__Information supplied__
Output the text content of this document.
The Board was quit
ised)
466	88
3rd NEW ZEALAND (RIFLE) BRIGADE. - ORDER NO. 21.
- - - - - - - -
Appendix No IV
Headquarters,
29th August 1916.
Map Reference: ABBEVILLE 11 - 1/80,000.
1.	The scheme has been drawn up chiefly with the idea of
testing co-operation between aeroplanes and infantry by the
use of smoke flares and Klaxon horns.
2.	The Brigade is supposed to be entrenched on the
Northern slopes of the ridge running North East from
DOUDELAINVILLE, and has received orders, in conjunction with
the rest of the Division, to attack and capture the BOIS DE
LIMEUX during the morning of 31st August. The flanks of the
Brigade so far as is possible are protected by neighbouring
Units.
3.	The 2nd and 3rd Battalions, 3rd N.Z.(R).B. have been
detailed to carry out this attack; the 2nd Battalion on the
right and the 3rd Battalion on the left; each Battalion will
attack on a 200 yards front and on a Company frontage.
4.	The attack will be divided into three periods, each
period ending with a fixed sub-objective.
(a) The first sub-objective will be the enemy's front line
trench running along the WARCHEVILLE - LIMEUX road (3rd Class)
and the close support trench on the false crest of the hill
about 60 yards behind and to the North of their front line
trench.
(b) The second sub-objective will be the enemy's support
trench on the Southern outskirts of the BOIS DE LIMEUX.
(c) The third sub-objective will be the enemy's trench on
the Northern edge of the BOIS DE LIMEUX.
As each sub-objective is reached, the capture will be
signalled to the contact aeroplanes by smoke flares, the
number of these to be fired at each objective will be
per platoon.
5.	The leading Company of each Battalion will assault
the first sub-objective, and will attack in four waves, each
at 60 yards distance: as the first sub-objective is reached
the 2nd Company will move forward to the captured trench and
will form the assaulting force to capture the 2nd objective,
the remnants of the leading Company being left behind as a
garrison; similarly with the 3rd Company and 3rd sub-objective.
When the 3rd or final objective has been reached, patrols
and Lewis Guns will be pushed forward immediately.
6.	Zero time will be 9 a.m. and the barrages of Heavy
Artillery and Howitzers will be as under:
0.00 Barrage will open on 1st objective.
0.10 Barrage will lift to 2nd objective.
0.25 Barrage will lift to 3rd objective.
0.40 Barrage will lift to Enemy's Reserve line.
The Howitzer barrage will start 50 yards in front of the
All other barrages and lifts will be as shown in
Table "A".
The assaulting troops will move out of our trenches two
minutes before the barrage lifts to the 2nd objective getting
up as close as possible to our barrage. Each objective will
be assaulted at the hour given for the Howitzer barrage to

__Stated task__
In the data above, count the lines where the word "leading" appears; reply with the number only.

__Solution__
2